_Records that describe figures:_

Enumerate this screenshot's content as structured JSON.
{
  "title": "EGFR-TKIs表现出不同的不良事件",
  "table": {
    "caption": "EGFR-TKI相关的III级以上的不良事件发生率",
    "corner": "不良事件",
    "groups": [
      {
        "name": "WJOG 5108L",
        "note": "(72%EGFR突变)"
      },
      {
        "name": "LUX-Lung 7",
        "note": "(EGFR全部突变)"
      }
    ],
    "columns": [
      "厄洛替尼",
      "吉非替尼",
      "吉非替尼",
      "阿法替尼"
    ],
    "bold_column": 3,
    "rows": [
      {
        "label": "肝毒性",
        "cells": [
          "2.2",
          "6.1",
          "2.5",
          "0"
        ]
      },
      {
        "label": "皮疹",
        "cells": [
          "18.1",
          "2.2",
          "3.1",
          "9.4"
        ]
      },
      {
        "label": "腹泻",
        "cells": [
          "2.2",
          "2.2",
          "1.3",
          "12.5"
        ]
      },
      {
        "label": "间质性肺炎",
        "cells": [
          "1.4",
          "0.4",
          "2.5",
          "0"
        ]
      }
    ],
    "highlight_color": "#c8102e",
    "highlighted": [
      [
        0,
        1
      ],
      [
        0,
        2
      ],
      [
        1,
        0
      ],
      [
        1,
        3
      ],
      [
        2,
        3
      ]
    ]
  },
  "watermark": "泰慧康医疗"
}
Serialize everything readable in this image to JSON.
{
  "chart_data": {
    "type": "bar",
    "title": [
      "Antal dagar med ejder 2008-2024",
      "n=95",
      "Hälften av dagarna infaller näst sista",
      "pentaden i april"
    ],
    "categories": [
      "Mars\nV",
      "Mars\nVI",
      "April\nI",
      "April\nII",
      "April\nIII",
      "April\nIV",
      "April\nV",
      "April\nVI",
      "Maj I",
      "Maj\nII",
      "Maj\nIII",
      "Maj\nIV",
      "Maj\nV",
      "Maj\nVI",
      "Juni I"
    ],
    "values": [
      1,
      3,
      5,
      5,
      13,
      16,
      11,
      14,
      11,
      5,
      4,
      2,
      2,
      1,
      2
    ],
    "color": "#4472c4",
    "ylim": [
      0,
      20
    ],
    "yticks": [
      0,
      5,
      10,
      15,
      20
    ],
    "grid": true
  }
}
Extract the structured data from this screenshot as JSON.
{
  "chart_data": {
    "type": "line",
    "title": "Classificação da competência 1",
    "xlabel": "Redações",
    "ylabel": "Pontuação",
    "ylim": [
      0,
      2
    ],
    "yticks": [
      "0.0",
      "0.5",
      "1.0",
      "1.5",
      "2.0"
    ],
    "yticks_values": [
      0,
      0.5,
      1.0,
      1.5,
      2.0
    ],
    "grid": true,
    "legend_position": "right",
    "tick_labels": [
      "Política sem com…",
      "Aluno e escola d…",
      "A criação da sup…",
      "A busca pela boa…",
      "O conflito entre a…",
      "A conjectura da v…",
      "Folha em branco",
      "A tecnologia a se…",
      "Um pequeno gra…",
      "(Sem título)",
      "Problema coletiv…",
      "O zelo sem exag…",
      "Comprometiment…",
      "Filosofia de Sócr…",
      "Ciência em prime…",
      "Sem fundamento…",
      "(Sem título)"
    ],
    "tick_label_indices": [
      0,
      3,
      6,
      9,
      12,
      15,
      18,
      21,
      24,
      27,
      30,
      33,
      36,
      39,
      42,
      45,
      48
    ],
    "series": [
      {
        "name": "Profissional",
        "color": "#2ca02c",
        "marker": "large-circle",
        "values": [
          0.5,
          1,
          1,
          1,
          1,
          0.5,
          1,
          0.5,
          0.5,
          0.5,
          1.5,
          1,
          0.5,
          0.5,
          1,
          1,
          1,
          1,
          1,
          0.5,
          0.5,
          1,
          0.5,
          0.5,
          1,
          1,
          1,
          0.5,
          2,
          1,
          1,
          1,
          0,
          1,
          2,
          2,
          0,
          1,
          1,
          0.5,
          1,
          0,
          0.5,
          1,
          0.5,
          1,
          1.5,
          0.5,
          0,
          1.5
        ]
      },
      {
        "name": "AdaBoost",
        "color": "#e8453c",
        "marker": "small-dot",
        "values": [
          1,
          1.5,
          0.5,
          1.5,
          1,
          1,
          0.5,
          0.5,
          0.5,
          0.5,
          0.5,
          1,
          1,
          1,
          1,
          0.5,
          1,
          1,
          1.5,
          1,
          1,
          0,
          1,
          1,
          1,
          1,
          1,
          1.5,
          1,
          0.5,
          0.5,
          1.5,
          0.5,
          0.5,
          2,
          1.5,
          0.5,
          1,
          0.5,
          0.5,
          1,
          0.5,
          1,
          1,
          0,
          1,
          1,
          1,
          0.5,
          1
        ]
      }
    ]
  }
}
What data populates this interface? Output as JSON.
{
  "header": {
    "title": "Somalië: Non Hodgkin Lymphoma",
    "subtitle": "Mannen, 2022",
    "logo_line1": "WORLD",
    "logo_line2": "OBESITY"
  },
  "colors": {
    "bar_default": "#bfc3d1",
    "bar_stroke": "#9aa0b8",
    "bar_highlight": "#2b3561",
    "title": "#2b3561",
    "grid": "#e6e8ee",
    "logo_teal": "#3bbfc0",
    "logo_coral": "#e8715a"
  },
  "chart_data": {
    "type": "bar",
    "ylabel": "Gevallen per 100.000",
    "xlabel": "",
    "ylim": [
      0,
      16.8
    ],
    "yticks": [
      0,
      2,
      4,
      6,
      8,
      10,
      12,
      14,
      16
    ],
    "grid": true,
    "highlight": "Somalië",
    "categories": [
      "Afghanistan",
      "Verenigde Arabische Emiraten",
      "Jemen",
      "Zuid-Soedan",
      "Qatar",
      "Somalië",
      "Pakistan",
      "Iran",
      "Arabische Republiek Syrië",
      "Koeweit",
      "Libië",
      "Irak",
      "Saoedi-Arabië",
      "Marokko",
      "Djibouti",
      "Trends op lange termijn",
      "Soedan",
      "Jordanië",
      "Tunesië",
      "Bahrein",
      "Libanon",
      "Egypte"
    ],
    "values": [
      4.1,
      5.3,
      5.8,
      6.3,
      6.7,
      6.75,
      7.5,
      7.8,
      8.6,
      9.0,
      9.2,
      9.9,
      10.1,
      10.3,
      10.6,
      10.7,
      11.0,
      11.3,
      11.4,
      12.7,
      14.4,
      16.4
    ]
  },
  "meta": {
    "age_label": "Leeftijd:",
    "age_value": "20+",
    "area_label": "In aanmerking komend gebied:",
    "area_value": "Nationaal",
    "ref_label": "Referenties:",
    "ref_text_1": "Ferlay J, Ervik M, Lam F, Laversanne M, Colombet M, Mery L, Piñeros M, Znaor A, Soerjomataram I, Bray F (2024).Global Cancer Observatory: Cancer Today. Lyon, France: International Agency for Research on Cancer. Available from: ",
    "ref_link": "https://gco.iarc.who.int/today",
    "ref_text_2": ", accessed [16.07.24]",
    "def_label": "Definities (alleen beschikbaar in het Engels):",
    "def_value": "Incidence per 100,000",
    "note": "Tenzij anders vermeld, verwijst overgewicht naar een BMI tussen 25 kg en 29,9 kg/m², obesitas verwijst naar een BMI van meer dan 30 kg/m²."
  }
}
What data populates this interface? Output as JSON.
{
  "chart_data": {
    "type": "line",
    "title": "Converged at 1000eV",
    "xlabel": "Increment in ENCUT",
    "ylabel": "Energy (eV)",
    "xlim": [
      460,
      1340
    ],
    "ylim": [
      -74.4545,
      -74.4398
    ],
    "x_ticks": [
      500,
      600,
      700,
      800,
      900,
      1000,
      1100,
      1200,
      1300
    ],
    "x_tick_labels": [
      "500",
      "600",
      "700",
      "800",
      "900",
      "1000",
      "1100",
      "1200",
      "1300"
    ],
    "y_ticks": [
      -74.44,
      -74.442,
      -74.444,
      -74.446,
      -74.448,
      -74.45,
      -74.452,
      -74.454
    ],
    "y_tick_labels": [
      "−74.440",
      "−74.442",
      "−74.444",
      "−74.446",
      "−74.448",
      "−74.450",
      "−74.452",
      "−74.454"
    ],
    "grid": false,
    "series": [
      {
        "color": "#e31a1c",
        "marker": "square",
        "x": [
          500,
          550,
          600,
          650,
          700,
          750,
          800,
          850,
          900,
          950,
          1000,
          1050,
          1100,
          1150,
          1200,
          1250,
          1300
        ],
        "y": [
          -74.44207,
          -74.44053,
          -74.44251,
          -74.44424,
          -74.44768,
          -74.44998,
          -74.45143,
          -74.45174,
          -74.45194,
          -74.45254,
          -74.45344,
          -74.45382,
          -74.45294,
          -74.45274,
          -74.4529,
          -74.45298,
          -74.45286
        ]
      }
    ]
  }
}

_What to work on:_ Report only how many lines in the listing contain the string "ylabel".

_Finished task:_ 3